» Problem description:
Read the listing and extract each line that includes the word "текущем".

== Supplied material ==

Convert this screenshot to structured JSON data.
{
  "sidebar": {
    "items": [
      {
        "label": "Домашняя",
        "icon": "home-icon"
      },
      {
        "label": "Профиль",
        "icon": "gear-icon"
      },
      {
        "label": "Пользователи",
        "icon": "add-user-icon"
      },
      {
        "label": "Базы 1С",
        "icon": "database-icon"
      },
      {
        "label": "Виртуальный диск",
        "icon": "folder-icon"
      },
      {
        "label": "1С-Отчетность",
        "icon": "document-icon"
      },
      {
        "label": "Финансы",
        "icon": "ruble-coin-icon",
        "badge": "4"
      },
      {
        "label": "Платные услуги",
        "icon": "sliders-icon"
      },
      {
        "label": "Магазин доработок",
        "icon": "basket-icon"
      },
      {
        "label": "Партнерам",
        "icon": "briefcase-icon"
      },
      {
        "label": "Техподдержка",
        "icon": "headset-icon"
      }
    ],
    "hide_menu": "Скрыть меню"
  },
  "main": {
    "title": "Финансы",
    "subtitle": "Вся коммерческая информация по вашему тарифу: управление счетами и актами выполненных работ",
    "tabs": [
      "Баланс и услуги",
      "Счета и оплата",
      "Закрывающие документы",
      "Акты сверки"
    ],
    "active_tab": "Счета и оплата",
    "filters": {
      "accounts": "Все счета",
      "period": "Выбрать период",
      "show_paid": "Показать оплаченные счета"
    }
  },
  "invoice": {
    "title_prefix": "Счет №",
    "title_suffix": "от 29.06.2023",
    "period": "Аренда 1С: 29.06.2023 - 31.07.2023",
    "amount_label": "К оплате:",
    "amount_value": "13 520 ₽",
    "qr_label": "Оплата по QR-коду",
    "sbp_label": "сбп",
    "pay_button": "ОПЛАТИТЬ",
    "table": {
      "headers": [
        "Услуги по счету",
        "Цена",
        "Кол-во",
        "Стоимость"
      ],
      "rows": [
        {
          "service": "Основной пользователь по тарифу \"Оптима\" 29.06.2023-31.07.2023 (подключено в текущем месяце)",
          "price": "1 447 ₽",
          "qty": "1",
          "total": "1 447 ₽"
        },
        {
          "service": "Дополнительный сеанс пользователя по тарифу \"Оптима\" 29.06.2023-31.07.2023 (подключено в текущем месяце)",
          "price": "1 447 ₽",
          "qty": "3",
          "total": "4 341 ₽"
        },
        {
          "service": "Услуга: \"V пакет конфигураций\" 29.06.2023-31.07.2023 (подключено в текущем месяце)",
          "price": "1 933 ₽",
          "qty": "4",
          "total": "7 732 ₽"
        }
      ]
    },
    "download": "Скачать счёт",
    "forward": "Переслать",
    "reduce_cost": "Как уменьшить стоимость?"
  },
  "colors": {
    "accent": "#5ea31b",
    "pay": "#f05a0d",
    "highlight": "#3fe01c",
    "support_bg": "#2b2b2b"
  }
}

===

» Answer to this exercise:
          "service": "Основной пользователь по тарифу \"Оптима\" 29.06.2023-31.07.2023 (подключено в текущем месяце)",
          "service": "Дополнительный сеанс пользователя по тарифу \"Оптима\" 29.06.2023-31.07.2023 (подключено в текущем месяце)",
          "service": "Услуга: \"V пакет конфигураций\" 29.06.2023-31.07.2023 (подключено в текущем месяце)",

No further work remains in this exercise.